►

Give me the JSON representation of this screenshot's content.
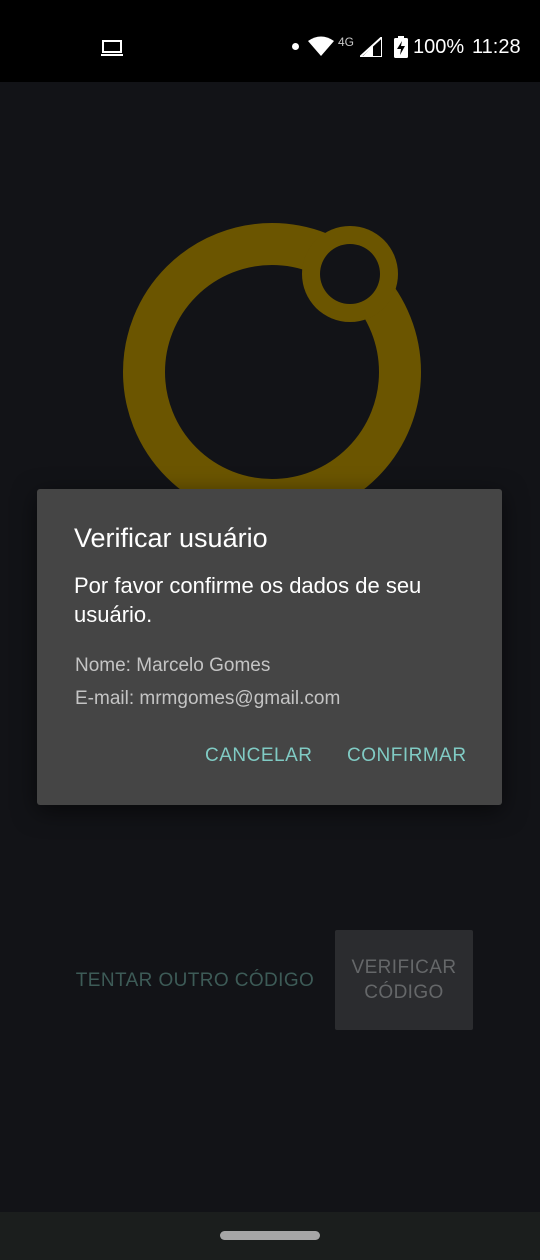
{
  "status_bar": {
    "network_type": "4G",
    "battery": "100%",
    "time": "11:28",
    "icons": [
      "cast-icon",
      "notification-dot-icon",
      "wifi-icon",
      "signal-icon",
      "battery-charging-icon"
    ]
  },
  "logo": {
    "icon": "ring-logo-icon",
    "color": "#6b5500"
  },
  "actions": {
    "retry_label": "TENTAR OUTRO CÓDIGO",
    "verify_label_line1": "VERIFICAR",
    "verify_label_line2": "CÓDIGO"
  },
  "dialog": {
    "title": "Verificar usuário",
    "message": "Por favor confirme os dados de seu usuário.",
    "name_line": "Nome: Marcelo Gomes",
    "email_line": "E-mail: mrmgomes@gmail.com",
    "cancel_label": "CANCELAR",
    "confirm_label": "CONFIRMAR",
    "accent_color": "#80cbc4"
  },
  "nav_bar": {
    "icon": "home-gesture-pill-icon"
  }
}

◄

The exercise: Exclude the images, then output the data above word for word.

Answer to the exercise:
Give me the JSON representation of this screenshot's content.
{
  "status_bar": {
    "network_type": "4G",
    "battery": "100%",
    "time": "11:28",
    "icons": [
      "cast-icon",
      "notification-dot-icon",
      "wifi-icon",
      "signal-icon",
      "battery-charging-icon"
    ]
  },
  "logo": {
    "icon": "ring-logo-icon",
    "color": "#6b5500"
  },
  "actions": {
    "retry_label": "TENTAR OUTRO CÓDIGO",
    "verify_label_line1": "VERIFICAR",
    "verify_label_line2": "CÓDIGO"
  },
  "dialog": {
    "title": "Verificar usuário",
    "message": "Por favor confirme os dados de seu usuário.",
    "name_line": "Nome: Marcelo Gomes",
    "email_line": "E-mail: mrmgomes@gmail.com",
    "cancel_label": "CANCELAR",
    "confirm_label": "CONFIRMAR",
    "accent_color": "#80cbc4"
  },
  "nav_bar": {
    "icon": "home-gesture-pill-icon"
  }
}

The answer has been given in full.